=== Problem to solve ===
Every entry below should be printed exactly, without its images.

=== Provided data ===
################
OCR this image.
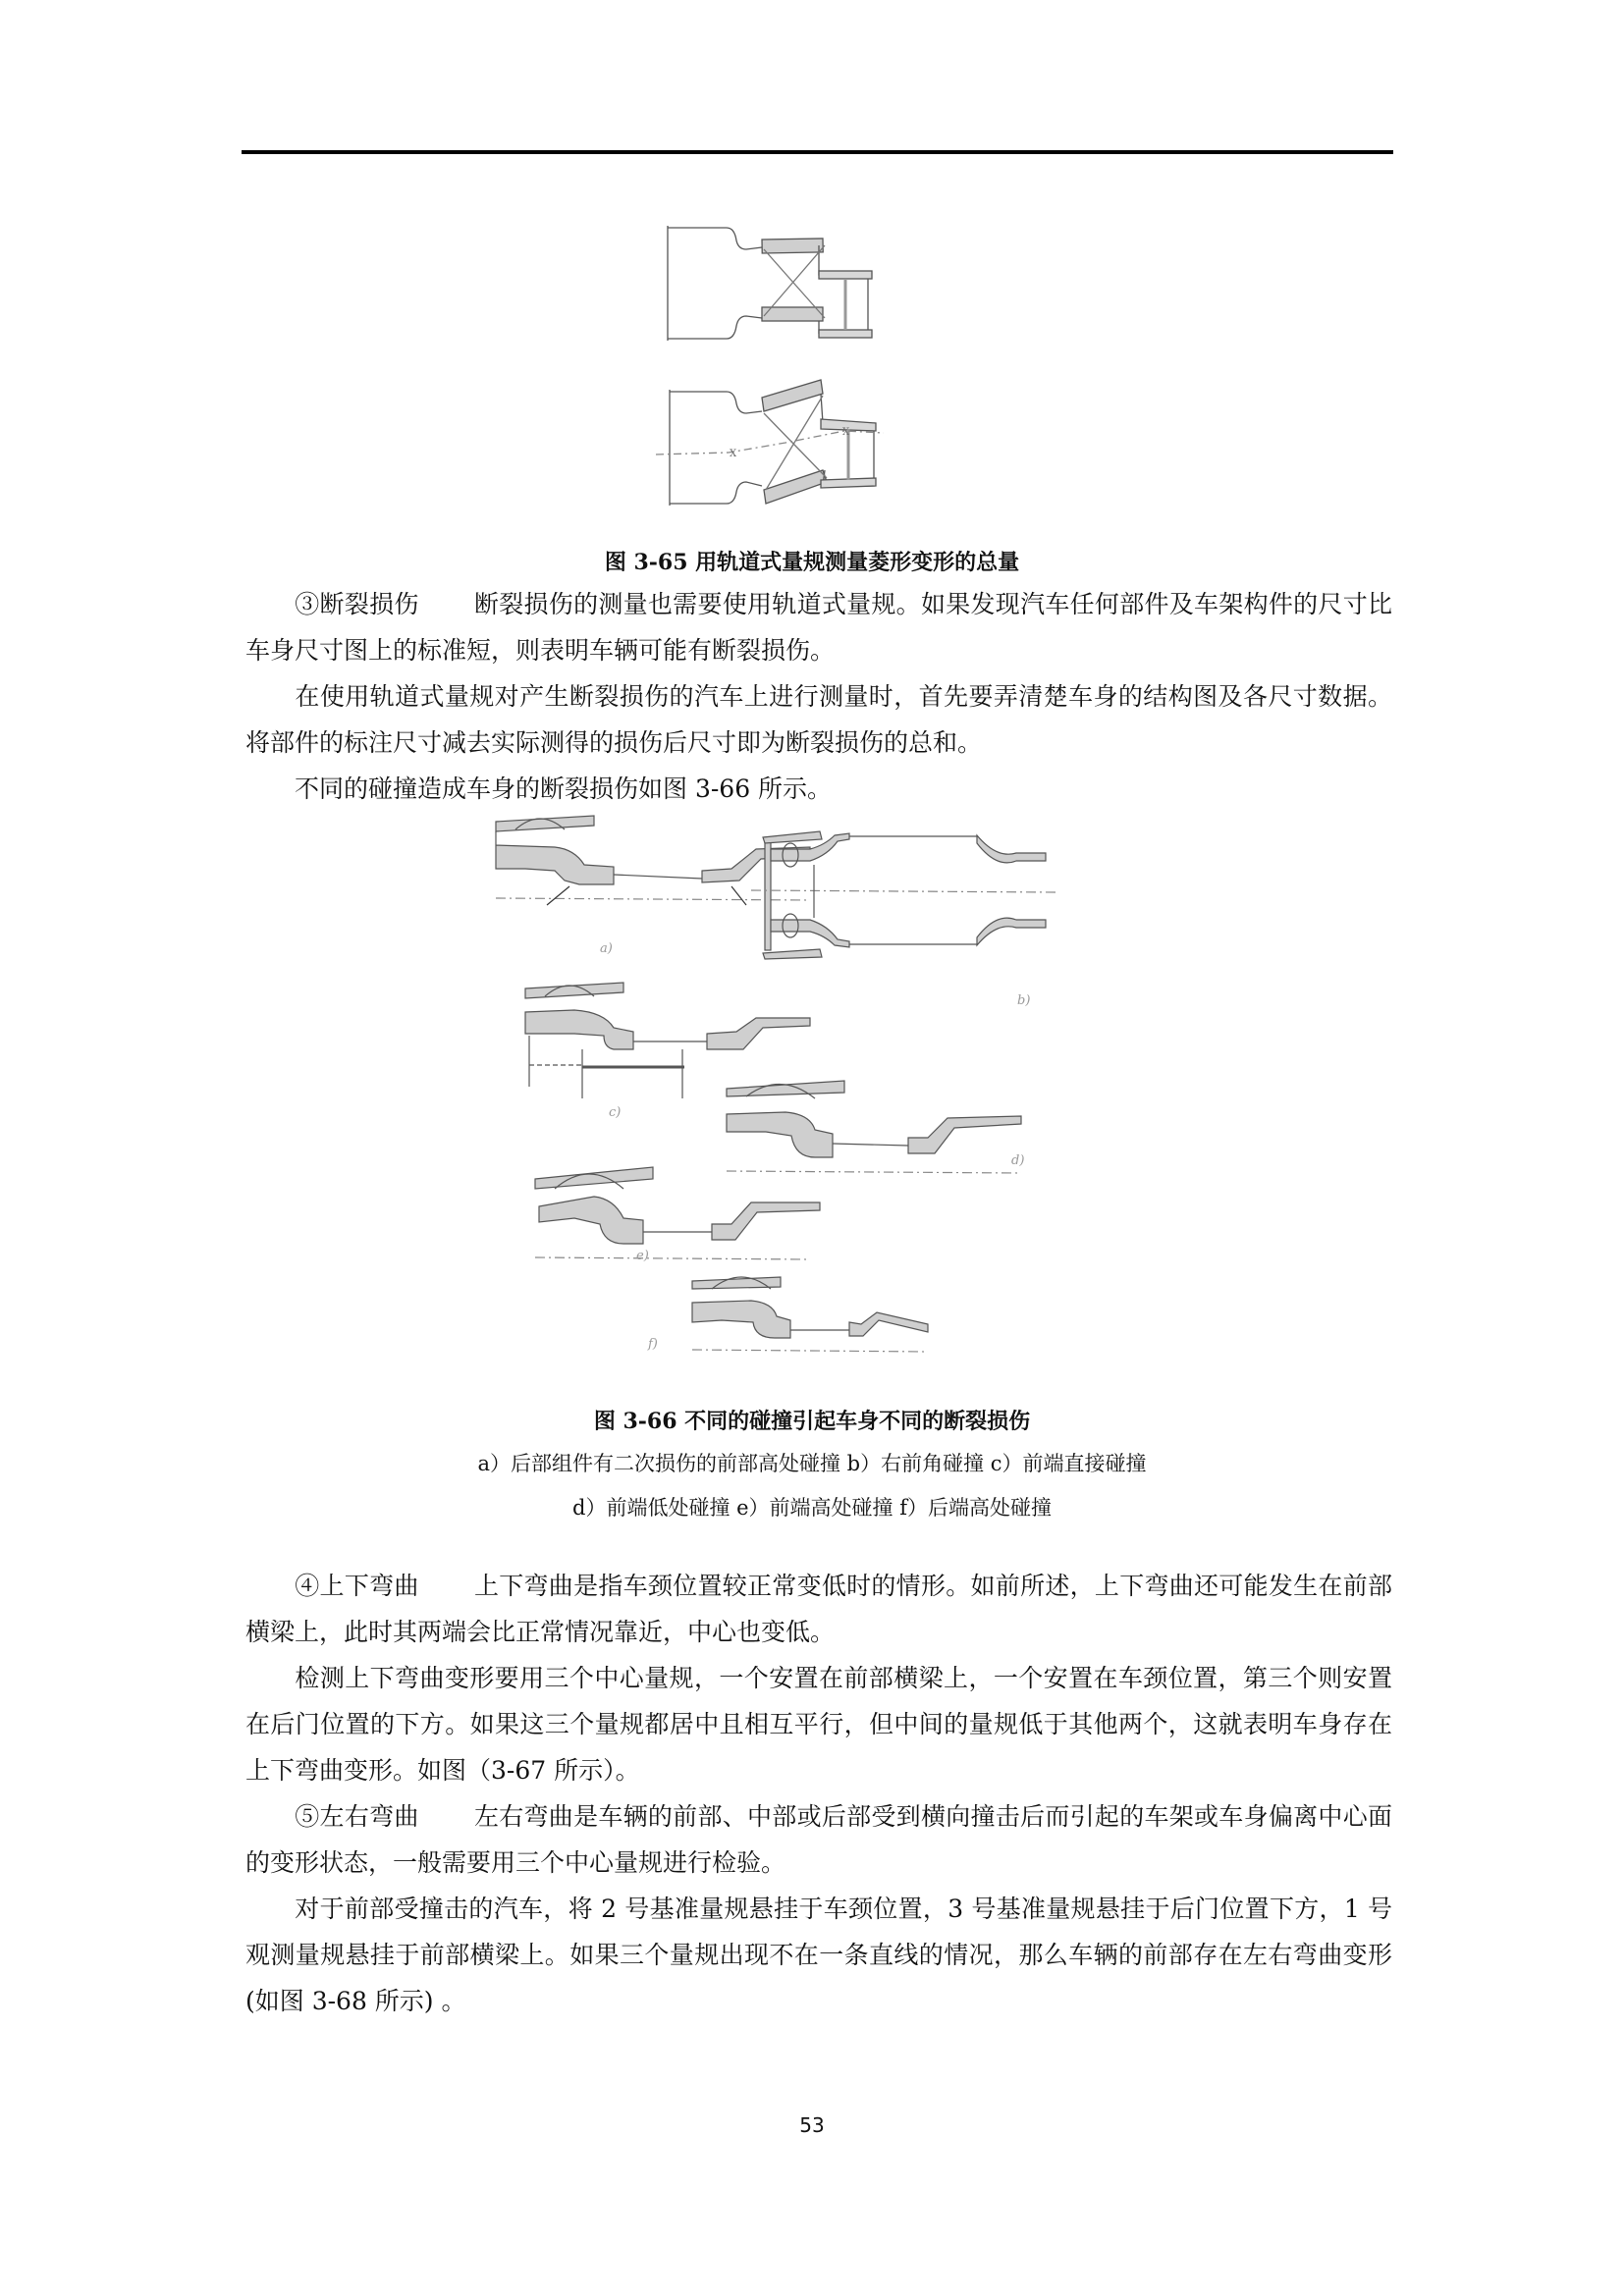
X
X
图 3-65 用轨道式量规测量菱形变形的总量

③断裂损伤 断裂损伤的测量也需要使用轨道式量规。如果发现汽车任何部件及车架构件的尺寸比车身尺寸图上的标准短，则表明车辆可能有断裂损伤。

在使用轨道式量规对产生断裂损伤的汽车上进行测量时，首先要弄清楚车身的结构图及各尺寸数据。将部件的标注尺寸减去实际测得的损伤后尺寸即为断裂损伤的总和。

不同的碰撞造成车身的断裂损伤如图 3-66 所示。

a)
b)
c)
d)
e)
f)
图 3-66 不同的碰撞引起车身不同的断裂损伤
a）后部组件有二次损伤的前部高处碰撞 b）右前角碰撞 c）前端直接碰撞
d）前端低处碰撞 e）前端高处碰撞 f）后端高处碰撞

④上下弯曲 上下弯曲是指车颈位置较正常变低时的情形。如前所述，上下弯曲还可能发生在前部横梁上，此时其两端会比正常情况靠近，中心也变低。

检测上下弯曲变形要用三个中心量规，一个安置在前部横梁上，一个安置在车颈位置，第三个则安置在后门位置的下方。如果这三个量规都居中且相互平行，但中间的量规低于其他两个，这就表明车身存在上下弯曲变形。如图（3-67 所示）。

⑤左右弯曲 左右弯曲是车辆的前部、中部或后部受到横向撞击后而引起的车架或车身偏离中心面的变形状态，一般需要用三个中心量规进行检验。

对于前部受撞击的汽车，将 2 号基准量规悬挂于车颈位置，3 号基准量规悬挂于后门位置下方，1 号观测量规悬挂于前部横梁上。如果三个量规出现不在一条直线的情况，那么车辆的前部存在左右弯曲变形 (如图 3-68 所示) 。

53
################
=== Response to this task ===
OCR this image.
X
X
图 3-65 用轨道式量规测量菱形变形的总量

③断裂损伤 断裂损伤的测量也需要使用轨道式量规。如果发现汽车任何部件及车架构件的尺寸比车身尺寸图上的标准短，则表明车辆可能有断裂损伤。

在使用轨道式量规对产生断裂损伤的汽车上进行测量时，首先要弄清楚车身的结构图及各尺寸数据。将部件的标注尺寸减去实际测得的损伤后尺寸即为断裂损伤的总和。

不同的碰撞造成车身的断裂损伤如图 3-66 所示。

a)
b)
c)
d)
e)
f)
图 3-66 不同的碰撞引起车身不同的断裂损伤
a）后部组件有二次损伤的前部高处碰撞 b）右前角碰撞 c）前端直接碰撞
d）前端低处碰撞 e）前端高处碰撞 f）后端高处碰撞

④上下弯曲 上下弯曲是指车颈位置较正常变低时的情形。如前所述，上下弯曲还可能发生在前部横梁上，此时其两端会比正常情况靠近，中心也变低。

检测上下弯曲变形要用三个中心量规，一个安置在前部横梁上，一个安置在车颈位置，第三个则安置在后门位置的下方。如果这三个量规都居中且相互平行，但中间的量规低于其他两个，这就表明车身存在上下弯曲变形。如图（3-67 所示）。

⑤左右弯曲 左右弯曲是车辆的前部、中部或后部受到横向撞击后而引起的车架或车身偏离中心面的变形状态，一般需要用三个中心量规进行检验。

对于前部受撞击的汽车，将 2 号基准量规悬挂于车颈位置，3 号基准量规悬挂于后门位置下方，1 号观测量规悬挂于前部横梁上。如果三个量规出现不在一条直线的情况，那么车辆的前部存在左右弯曲变形 (如图 3-68 所示) 。

53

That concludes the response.